[Extracted records]

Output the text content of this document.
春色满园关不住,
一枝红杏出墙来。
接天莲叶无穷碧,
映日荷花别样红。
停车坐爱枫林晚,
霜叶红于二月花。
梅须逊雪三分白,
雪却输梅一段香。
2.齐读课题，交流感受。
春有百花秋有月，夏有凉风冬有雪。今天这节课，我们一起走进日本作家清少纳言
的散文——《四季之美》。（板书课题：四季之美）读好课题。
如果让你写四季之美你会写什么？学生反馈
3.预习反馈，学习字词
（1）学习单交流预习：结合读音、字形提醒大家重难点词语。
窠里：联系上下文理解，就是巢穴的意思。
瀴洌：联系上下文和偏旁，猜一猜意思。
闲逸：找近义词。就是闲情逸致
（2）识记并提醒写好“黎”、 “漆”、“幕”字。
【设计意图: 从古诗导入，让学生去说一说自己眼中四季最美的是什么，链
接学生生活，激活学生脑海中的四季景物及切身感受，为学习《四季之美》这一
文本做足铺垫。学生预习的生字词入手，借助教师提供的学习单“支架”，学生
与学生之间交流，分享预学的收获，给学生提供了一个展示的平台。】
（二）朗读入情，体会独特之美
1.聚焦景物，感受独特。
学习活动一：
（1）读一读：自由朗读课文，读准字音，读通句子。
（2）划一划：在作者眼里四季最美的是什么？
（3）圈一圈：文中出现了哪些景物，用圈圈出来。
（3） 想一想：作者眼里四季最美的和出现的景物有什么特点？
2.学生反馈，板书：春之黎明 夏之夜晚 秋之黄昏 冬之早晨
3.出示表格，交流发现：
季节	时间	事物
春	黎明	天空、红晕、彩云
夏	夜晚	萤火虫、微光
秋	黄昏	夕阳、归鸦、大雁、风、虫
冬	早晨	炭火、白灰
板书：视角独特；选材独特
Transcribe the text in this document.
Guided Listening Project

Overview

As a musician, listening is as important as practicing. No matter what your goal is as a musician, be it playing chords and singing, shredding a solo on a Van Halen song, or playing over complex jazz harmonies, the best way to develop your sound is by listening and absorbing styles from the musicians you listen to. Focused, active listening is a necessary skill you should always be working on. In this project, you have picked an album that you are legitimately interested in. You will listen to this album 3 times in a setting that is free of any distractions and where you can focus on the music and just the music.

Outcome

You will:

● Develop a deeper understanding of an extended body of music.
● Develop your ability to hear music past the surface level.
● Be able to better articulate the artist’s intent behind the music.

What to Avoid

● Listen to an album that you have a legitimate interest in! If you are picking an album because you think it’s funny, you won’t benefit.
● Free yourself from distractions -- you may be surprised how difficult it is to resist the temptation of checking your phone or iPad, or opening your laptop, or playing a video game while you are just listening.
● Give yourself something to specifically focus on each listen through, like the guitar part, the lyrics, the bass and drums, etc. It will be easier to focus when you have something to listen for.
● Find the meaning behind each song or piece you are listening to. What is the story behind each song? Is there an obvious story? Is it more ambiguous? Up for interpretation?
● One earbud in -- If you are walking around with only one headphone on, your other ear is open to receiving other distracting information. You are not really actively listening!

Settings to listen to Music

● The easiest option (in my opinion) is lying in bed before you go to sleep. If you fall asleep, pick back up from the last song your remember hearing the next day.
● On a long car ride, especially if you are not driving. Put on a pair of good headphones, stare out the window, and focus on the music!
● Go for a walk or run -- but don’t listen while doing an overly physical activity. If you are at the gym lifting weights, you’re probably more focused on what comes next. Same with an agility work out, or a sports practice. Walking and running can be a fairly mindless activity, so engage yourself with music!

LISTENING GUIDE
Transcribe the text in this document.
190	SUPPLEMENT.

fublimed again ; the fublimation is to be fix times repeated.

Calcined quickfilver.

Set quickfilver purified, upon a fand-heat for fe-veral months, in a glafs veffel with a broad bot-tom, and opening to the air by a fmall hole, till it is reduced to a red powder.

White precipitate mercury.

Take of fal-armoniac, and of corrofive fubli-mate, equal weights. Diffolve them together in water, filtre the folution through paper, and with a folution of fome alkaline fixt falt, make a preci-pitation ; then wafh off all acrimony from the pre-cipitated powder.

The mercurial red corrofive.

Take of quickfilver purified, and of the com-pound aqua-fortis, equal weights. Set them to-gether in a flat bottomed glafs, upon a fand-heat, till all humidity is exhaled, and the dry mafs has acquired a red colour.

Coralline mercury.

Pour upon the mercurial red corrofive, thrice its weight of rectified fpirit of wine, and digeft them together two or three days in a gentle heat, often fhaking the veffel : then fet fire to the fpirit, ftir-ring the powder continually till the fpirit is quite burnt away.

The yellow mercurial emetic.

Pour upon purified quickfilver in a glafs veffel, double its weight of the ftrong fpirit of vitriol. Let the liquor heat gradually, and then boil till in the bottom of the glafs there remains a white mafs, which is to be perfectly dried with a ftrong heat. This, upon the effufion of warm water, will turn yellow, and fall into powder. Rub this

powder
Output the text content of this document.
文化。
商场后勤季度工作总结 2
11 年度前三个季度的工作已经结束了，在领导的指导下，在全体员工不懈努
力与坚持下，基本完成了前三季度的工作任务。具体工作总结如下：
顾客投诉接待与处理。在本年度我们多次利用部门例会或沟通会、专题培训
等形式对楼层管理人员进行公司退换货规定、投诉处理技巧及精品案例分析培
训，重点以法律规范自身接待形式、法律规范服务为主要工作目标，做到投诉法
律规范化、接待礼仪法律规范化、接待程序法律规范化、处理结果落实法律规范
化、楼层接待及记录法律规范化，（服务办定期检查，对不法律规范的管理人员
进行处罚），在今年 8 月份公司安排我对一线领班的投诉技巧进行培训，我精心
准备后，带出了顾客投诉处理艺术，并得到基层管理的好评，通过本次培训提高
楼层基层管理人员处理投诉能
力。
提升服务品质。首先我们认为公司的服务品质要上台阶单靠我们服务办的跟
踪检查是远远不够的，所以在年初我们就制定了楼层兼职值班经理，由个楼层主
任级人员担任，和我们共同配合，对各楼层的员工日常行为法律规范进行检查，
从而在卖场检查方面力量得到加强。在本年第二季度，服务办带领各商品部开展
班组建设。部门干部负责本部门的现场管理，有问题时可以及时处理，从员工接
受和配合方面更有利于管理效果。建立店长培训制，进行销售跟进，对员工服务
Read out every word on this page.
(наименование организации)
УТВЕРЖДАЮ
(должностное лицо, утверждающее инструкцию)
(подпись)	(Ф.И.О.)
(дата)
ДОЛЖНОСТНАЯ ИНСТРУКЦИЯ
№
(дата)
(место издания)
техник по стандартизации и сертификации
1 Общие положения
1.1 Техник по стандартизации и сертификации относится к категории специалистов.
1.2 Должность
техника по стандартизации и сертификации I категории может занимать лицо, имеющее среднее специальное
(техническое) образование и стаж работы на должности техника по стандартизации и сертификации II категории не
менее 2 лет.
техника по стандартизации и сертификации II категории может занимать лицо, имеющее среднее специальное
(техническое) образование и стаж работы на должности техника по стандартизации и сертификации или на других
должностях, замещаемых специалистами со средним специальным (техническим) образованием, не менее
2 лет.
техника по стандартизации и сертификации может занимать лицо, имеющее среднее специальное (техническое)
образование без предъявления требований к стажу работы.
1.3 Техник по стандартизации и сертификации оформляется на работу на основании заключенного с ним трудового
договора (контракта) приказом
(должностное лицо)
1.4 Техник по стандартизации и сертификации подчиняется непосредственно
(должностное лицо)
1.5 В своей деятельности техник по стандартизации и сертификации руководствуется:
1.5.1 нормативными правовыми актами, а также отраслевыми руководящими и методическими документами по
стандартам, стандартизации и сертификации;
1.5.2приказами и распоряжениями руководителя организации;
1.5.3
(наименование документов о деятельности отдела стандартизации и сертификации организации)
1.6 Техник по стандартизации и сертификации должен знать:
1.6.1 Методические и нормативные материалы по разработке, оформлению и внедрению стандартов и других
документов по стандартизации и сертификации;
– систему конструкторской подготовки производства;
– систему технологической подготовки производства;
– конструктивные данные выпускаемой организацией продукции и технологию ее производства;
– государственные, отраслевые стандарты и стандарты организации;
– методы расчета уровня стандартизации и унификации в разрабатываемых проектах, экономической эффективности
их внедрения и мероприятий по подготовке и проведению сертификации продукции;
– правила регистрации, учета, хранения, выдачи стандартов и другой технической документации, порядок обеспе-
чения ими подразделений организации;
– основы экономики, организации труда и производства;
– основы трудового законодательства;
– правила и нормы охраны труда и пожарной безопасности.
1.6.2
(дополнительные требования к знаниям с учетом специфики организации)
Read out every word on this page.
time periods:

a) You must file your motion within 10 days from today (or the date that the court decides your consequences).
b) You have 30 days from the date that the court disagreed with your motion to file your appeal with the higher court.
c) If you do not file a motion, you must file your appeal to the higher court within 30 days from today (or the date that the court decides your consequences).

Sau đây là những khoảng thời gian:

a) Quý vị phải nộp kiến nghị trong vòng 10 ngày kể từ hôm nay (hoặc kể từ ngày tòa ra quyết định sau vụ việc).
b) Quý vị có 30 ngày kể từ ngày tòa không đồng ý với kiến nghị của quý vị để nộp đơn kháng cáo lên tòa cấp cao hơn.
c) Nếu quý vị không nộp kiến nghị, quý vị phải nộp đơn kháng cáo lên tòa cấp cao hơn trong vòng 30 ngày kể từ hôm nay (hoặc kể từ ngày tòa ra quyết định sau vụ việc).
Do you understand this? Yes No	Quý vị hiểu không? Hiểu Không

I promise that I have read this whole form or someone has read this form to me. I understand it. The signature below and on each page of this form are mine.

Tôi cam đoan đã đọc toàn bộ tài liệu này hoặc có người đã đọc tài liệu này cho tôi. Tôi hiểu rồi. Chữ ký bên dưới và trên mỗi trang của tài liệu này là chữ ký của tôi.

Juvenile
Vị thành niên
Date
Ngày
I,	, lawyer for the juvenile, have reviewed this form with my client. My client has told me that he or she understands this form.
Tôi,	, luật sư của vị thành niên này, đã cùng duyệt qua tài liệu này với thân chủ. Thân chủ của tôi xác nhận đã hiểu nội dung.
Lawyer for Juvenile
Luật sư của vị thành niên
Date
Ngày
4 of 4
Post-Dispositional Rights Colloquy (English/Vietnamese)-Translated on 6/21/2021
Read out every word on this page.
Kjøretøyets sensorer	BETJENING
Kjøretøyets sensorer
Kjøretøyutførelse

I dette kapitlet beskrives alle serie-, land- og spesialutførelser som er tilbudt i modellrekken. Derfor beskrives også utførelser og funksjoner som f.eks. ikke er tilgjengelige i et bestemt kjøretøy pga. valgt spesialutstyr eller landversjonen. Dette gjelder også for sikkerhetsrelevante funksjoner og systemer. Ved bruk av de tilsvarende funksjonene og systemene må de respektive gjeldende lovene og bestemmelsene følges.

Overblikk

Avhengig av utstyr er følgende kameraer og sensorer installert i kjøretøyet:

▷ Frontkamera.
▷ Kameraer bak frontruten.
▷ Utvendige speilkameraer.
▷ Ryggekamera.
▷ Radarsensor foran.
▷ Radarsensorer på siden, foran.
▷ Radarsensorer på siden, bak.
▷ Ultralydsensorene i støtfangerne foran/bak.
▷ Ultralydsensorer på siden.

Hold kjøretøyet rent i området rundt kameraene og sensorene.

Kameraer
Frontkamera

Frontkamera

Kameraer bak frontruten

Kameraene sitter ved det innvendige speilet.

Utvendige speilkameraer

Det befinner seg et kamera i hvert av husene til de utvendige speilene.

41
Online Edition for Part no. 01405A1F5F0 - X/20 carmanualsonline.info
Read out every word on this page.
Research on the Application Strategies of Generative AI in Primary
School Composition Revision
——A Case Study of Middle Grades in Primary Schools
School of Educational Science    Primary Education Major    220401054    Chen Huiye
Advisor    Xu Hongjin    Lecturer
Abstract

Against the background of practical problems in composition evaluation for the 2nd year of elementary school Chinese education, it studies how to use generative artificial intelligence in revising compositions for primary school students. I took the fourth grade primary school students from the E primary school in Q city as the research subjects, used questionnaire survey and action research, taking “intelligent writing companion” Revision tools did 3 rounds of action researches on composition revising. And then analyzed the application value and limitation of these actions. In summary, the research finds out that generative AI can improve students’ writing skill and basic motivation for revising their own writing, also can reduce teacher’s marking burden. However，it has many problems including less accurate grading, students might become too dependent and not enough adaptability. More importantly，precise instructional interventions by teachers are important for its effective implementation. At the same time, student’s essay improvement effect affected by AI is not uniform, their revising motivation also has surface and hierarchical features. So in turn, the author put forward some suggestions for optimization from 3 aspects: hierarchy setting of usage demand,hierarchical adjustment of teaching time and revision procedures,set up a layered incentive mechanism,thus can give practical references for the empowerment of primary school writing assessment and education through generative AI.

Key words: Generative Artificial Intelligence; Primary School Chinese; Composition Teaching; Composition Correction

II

■ Exercise requirements ■
Take each line of the material that contains the word "phải" and list it.

■ Finished answer ■
a) Quý vị phải nộp kiến nghị trong vòng 10 ngày kể từ hôm nay (hoặc kể từ ngày tòa ra quyết định sau vụ việc).
c) Nếu quý vị không nộp kiến nghị, quý vị phải nộp đơn kháng cáo lên tòa cấp cao hơn trong vòng 30 ngày kể từ hôm nay (hoặc kể từ ngày tòa ra quyết định sau vụ việc).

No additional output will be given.